* **Written instruction**
Copy every line from the records below that holds the word "this".

* **Supplied data**
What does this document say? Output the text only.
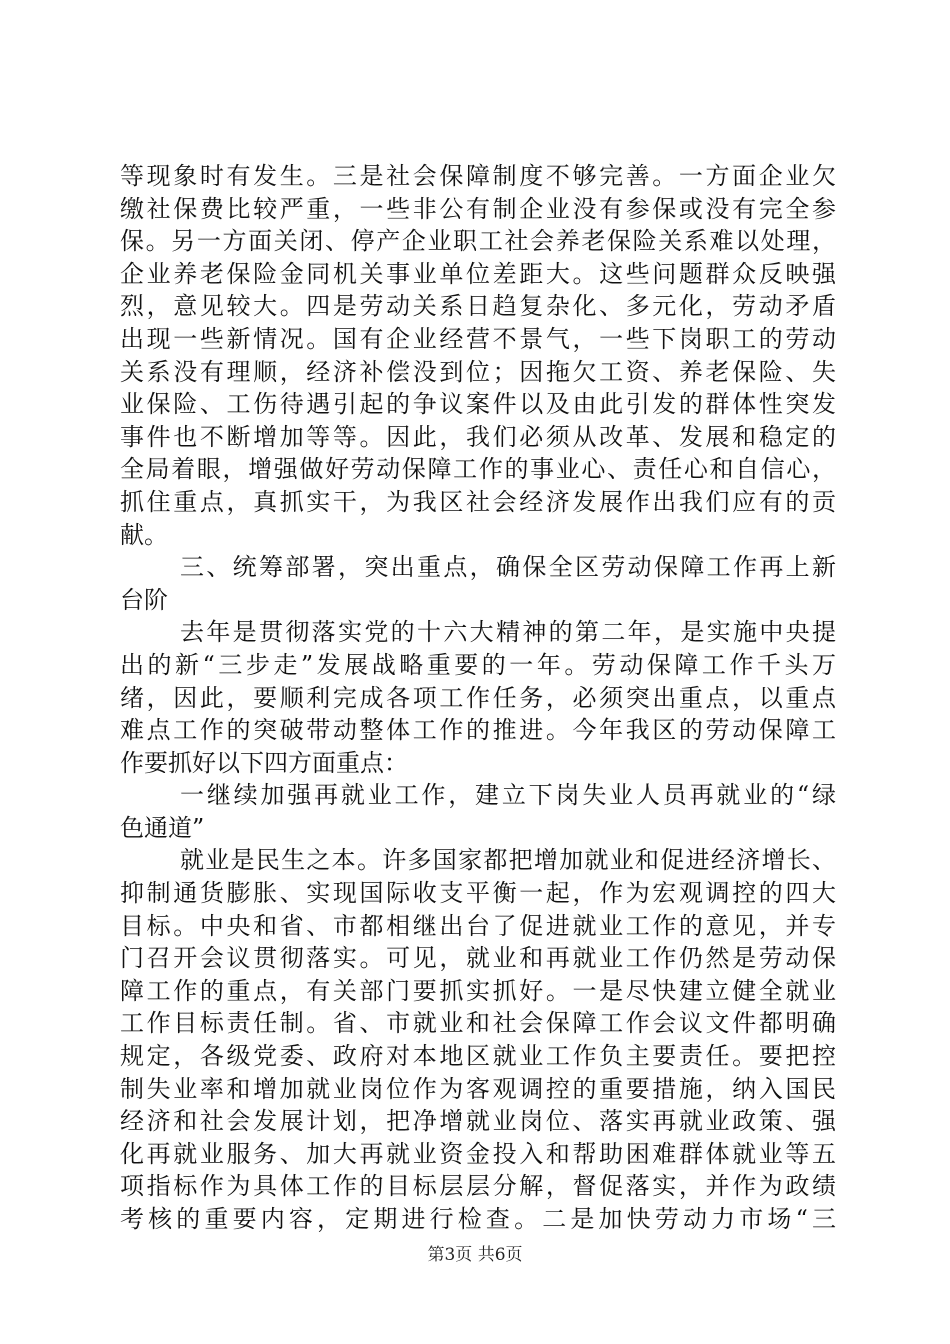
等现象时有发生。三是社会保障制度不够完善。一方面企业欠
缴社保费比较严重，一些非公有制企业没有参保或没有完全参
保。另一方面关闭、停产企业职工社会养老保险关系难以处理，
企业养老保险金同机关事业单位差距大。这些问题群众反映强
烈，意见较大。四是劳动关系日趋复杂化、多元化，劳动矛盾
出现一些新情况。国有企业经营不景气，一些下岗职工的劳动
关系没有理顺，经济补偿没到位；因拖欠工资、养老保险、失
业保险、工伤待遇引起的争议案件以及由此引发的群体性突发
事件也不断增加等等。因此，我们必须从改革、发展和稳定的
全局着眼，增强做好劳动保障工作的事业心、责任心和自信心，
抓住重点，真抓实干，为我区社会经济发展作出我们应有的贡
献。
三、统筹部署，突出重点，确保全区劳动保障工作再上新
台阶
去年是贯彻落实党的十六大精神的第二年，是实施中央提
出的新“三步走”发展战略重要的一年。劳动保障工作千头万
绪，因此，要顺利完成各项工作任务，必须突出重点，以重点
难点工作的突破带动整体工作的推进。今年我区的劳动保障工
作要抓好以下四方面重点：
一继续加强再就业工作，建立下岗失业人员再就业的“绿
色通道”
就业是民生之本。许多国家都把增加就业和促进经济增长、
抑制通货膨胀、实现国际收支平衡一起，作为宏观调控的四大
目标。中央和省、市都相继出台了促进就业工作的意见，并专
门召开会议贯彻落实。可见，就业和再就业工作仍然是劳动保
障工作的重点，有关部门要抓实抓好。一是尽快建立健全就业
工作目标责任制。省、市就业和社会保障工作会议文件都明确
规定，各级党委、政府对本地区就业工作负主要责任。要把控
制失业率和增加就业岗位作为客观调控的重要措施，纳入国民
经济和社会发展计划，把净增就业岗位、落实再就业政策、强
化再就业服务、加大再就业资金投入和帮助困难群体就业等五
项指标作为具体工作的目标层层分解，督促落实，并作为政绩
考核的重要内容，定期进行检查。二是加快劳动力市场“三
第3页 共6页
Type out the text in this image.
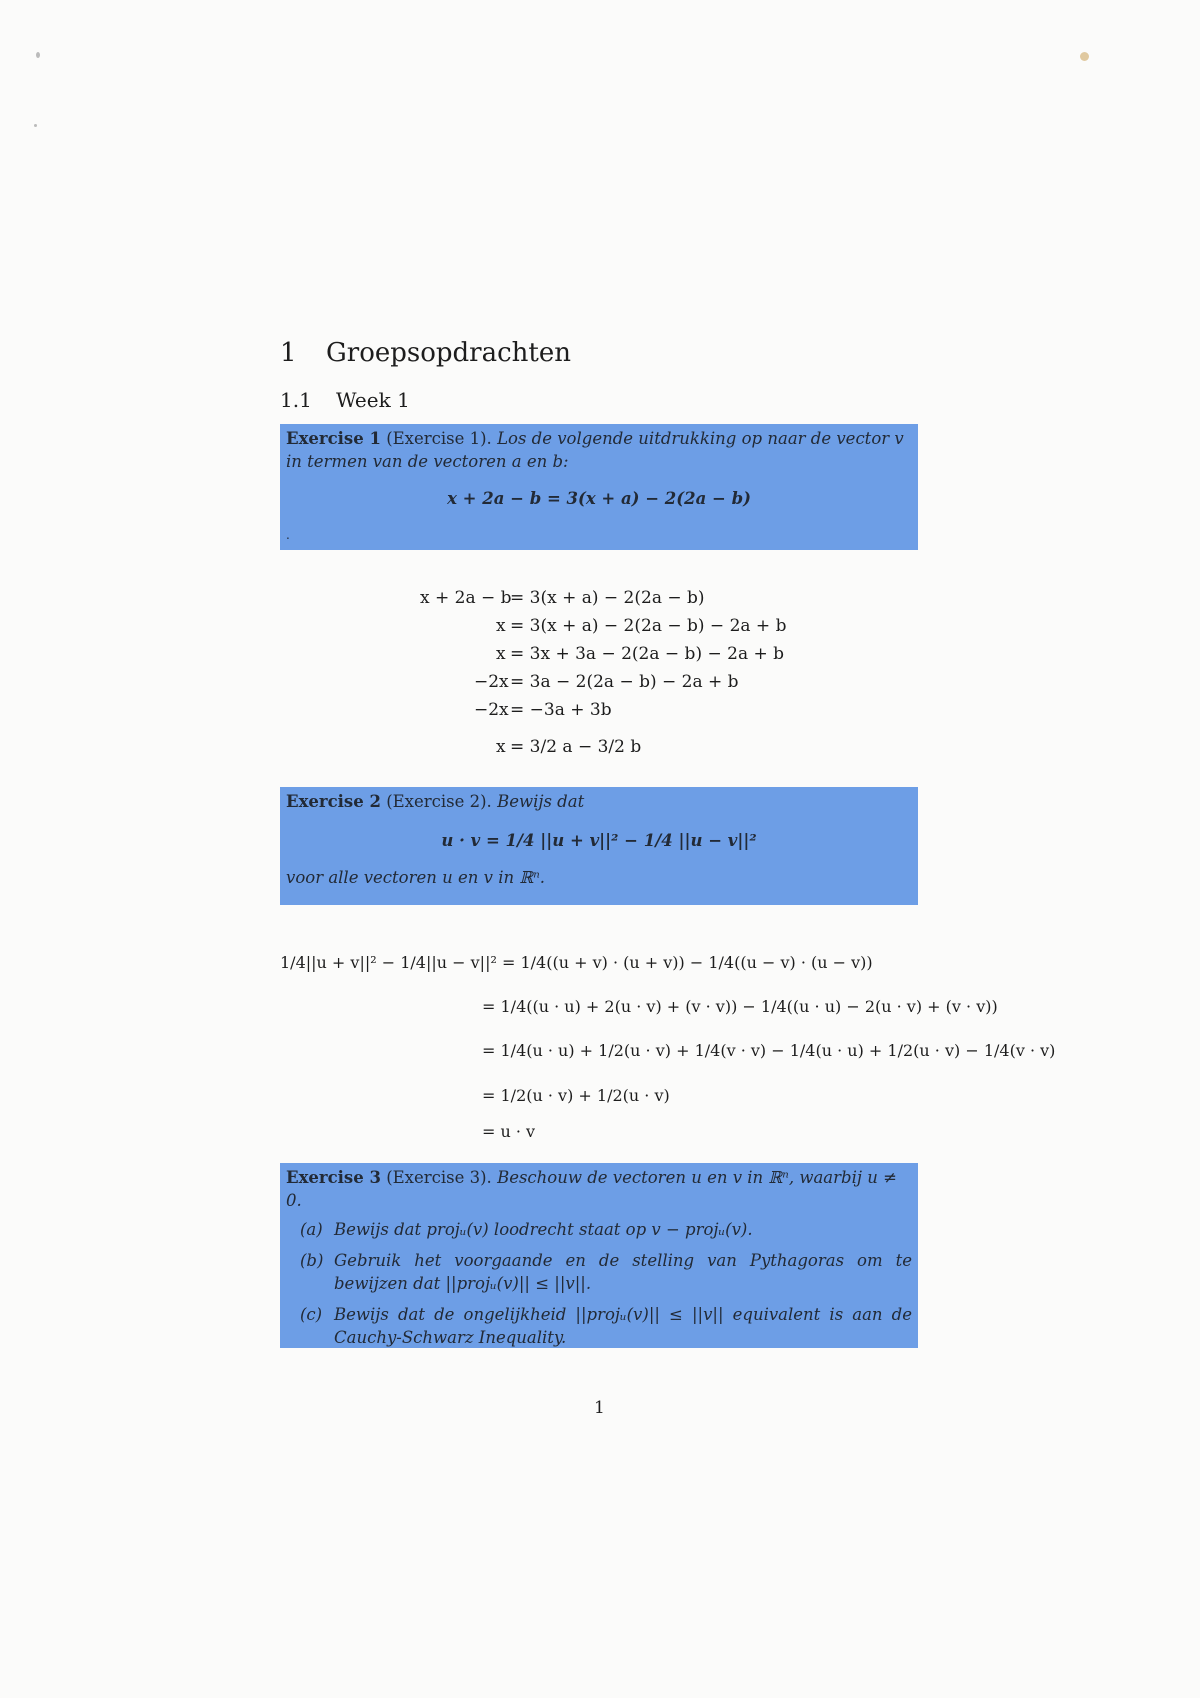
1 Groepsopdrachten
1.1 Week 1
Exercise 1 (Exercise 1). Los de volgende uitdrukking op naar de vector v in termen van de vectoren a en b:
x + 2a − b = 3(x + a) − 2(2a − b)
.
x + 2a − b
x
x
−2x
−2x
x
= 3(x + a) − 2(2a − b)
= 3(x + a) − 2(2a − b) − 2a + b
= 3x + 3a − 2(2a − b) − 2a + b
= 3a − 2(2a − b) − 2a + b
= −3a + 3b
= 3/2 a − 3/2 b
Exercise 2 (Exercise 2). Bewijs dat
u · v = 1/4 ||u + v||² − 1/4 ||u − v||²
voor alle vectoren u en v in ℝⁿ.
1/4||u + v||² − 1/4||u − v||² = 1/4((u + v) · (u + v)) − 1/4((u − v) · (u − v))
= 1/4((u · u) + 2(u · v) + (v · v)) − 1/4((u · u) − 2(u · v) + (v · v))
= 1/4(u · u) + 1/2(u · v) + 1/4(v · v) − 1/4(u · u) + 1/2(u · v) − 1/4(v · v)
= 1/2(u · v) + 1/2(u · v)
= u · v
Exercise 3 (Exercise 3). Beschouw de vectoren u en v in ℝⁿ, waarbij u ≠ 0.
(a) Bewijs dat projᵤ(v) loodrecht staat op v − projᵤ(v).
(b) Gebruik het voorgaande en de stelling van Pythagoras om te bewijzen dat ||projᵤ(v)|| ≤ ||v||.
(c) Bewijs dat de ongelijkheid ||projᵤ(v)|| ≤ ||v|| equivalent is aan de Cauchy-Schwarz Inequality.
1
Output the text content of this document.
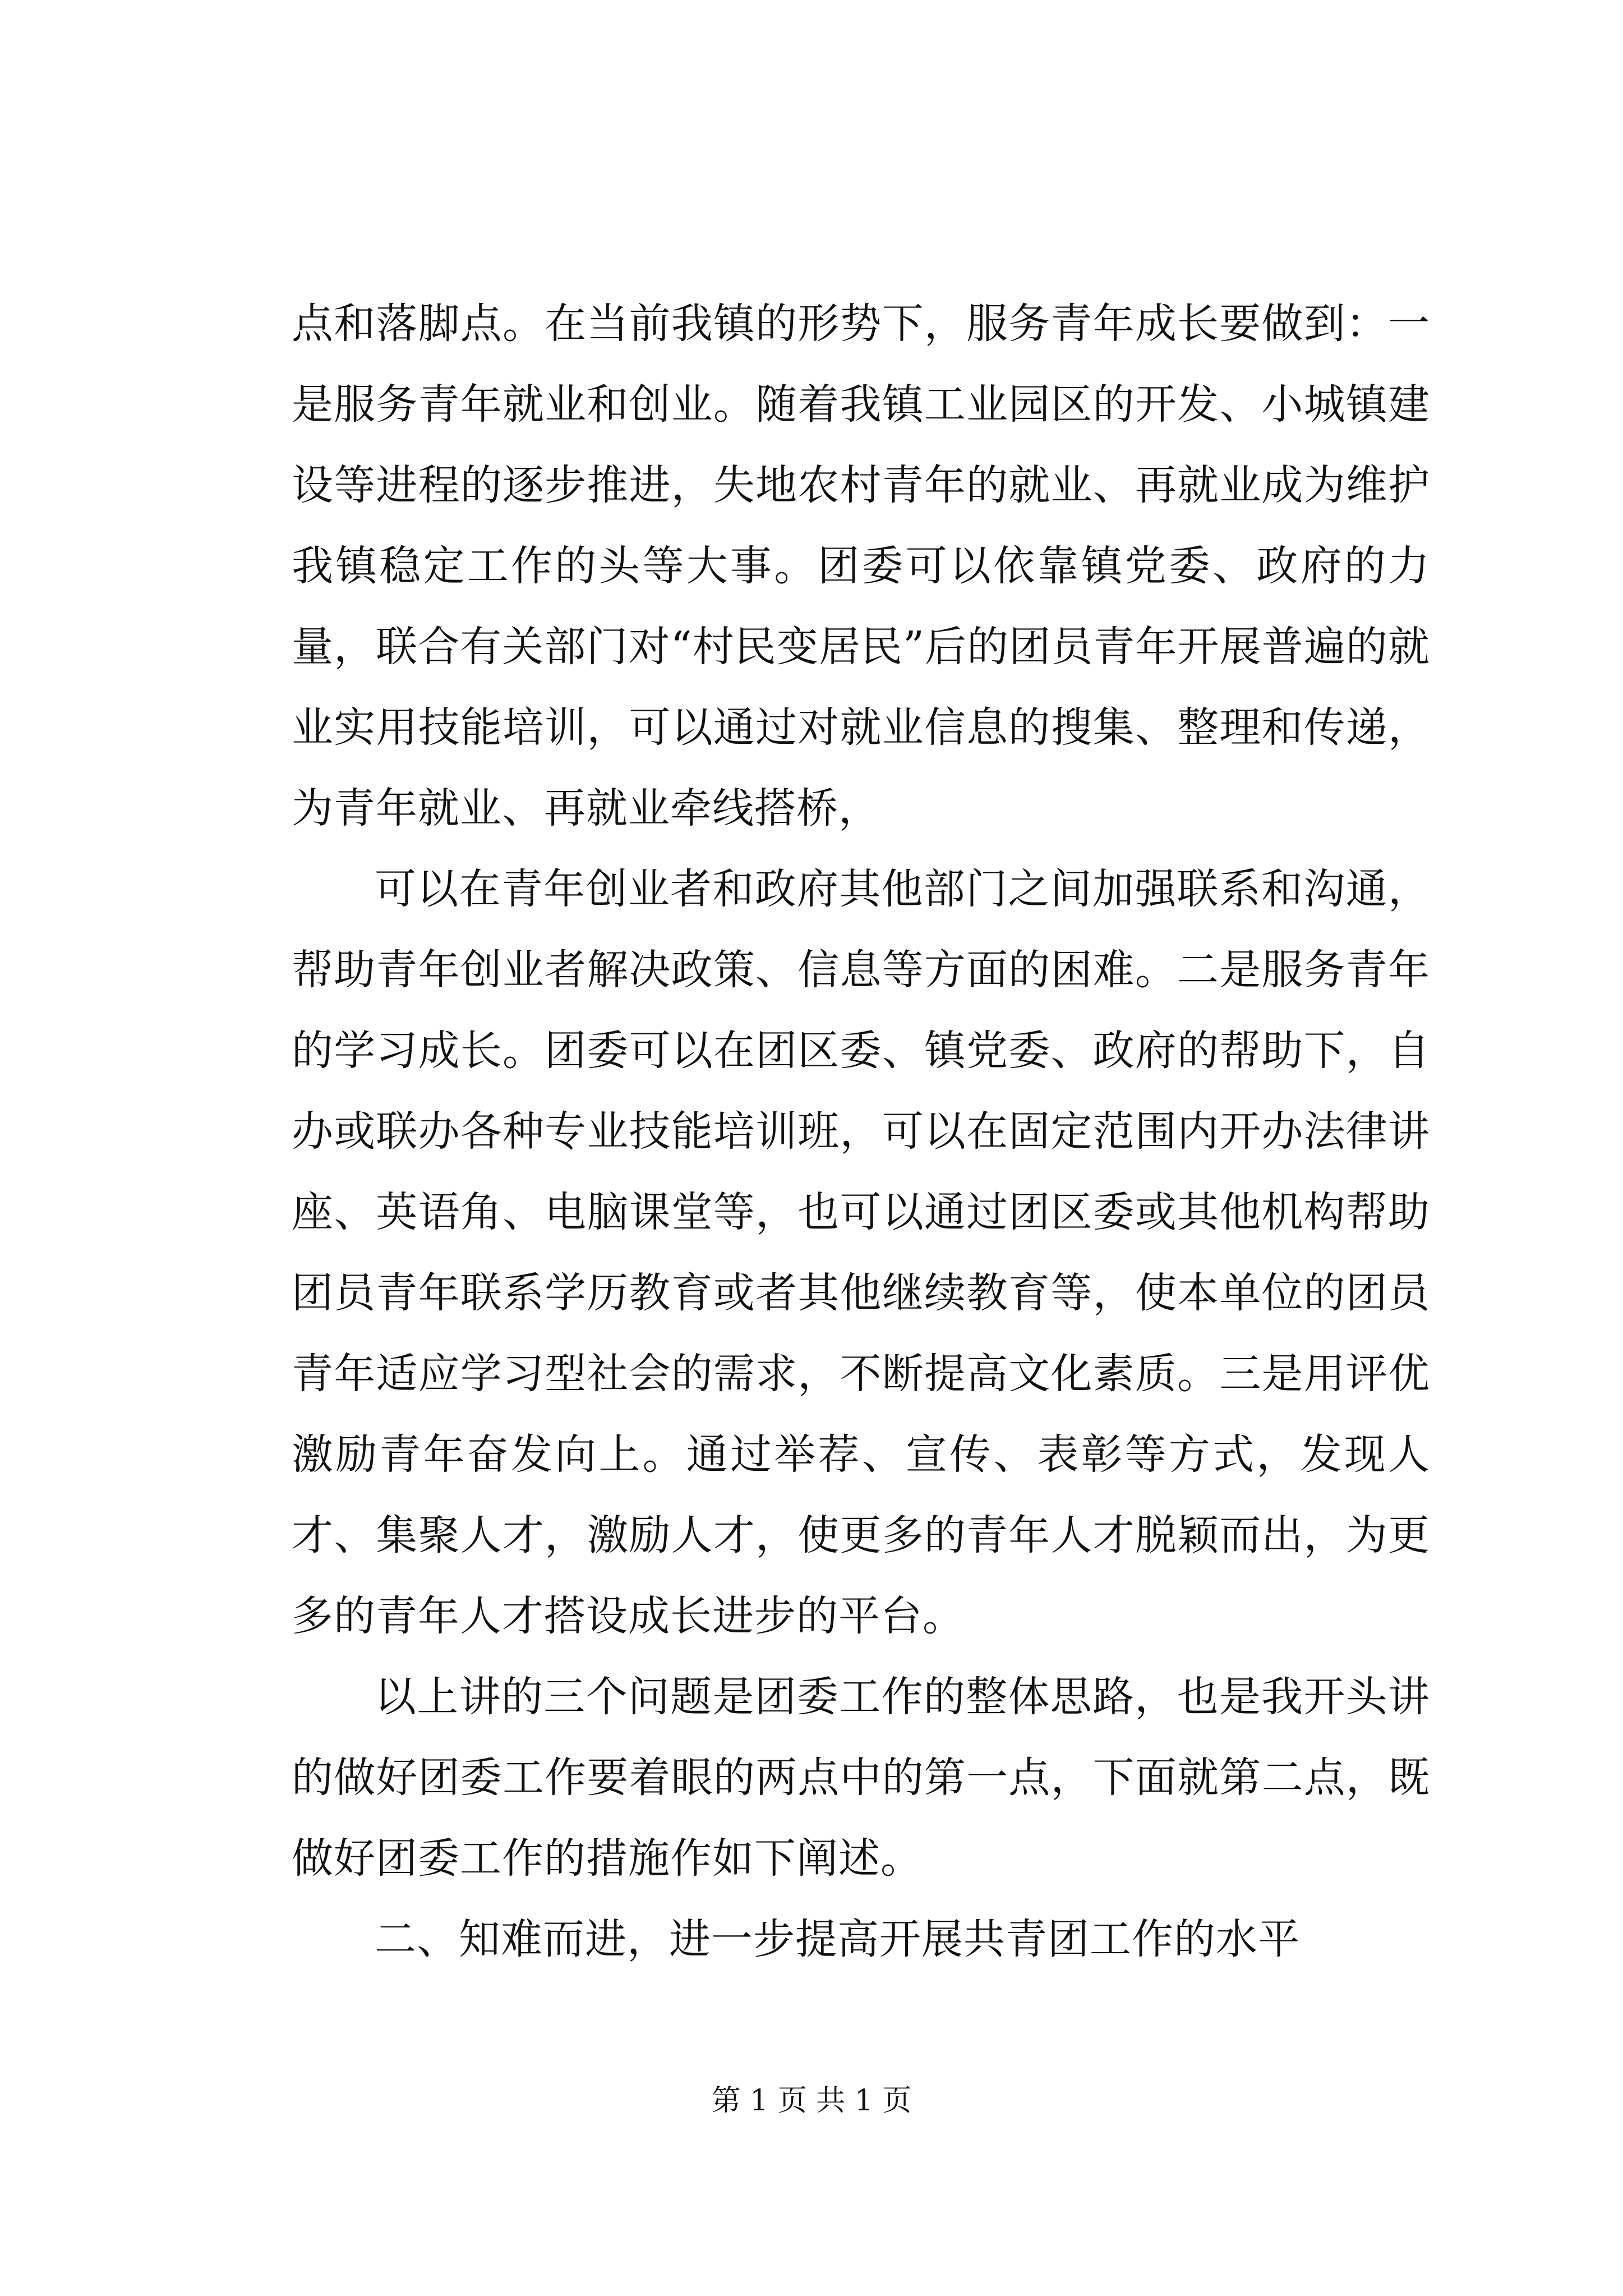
点和落脚点。在当前我镇的形势下，服务青年成长要做到：一是服务青年就业和创业。随着我镇工业园区的开发、小城镇建设等进程的逐步推进，失地农村青年的就业、再就业成为维护我镇稳定工作的头等大事。团委可以依靠镇党委、政府的力量，联合有关部门对“村民变居民”后的团员青年开展普遍的就业实用技能培训，可以通过对就业信息的搜集、整理和传递，为青年就业、再就业牵线搭桥，

可以在青年创业者和政府其他部门之间加强联系和沟通，帮助青年创业者解决政策、信息等方面的困难。二是服务青年的学习成长。团委可以在团区委、镇党委、政府的帮助下，自办或联办各种专业技能培训班，可以在固定范围内开办法律讲座、英语角、电脑课堂等，也可以通过团区委或其他机构帮助团员青年联系学历教育或者其他继续教育等，使本单位的团员青年适应学习型社会的需求，不断提高文化素质。三是用评优激励青年奋发向上。通过举荐、宣传、表彰等方式，发现人才、集聚人才，激励人才，使更多的青年人才脱颖而出，为更多的青年人才搭设成长进步的平台。

以上讲的三个问题是团委工作的整体思路，也是我开头讲的做好团委工作要着眼的两点中的第一点，下面就第二点，既做好团委工作的措施作如下阐述。

二、知难而进，进一步提高开展共青团工作的水平

第 1 页 共 1 页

* **Full solution**
What does this document say? Output the text only.
Type out the text in this image.
Output the text content of this document.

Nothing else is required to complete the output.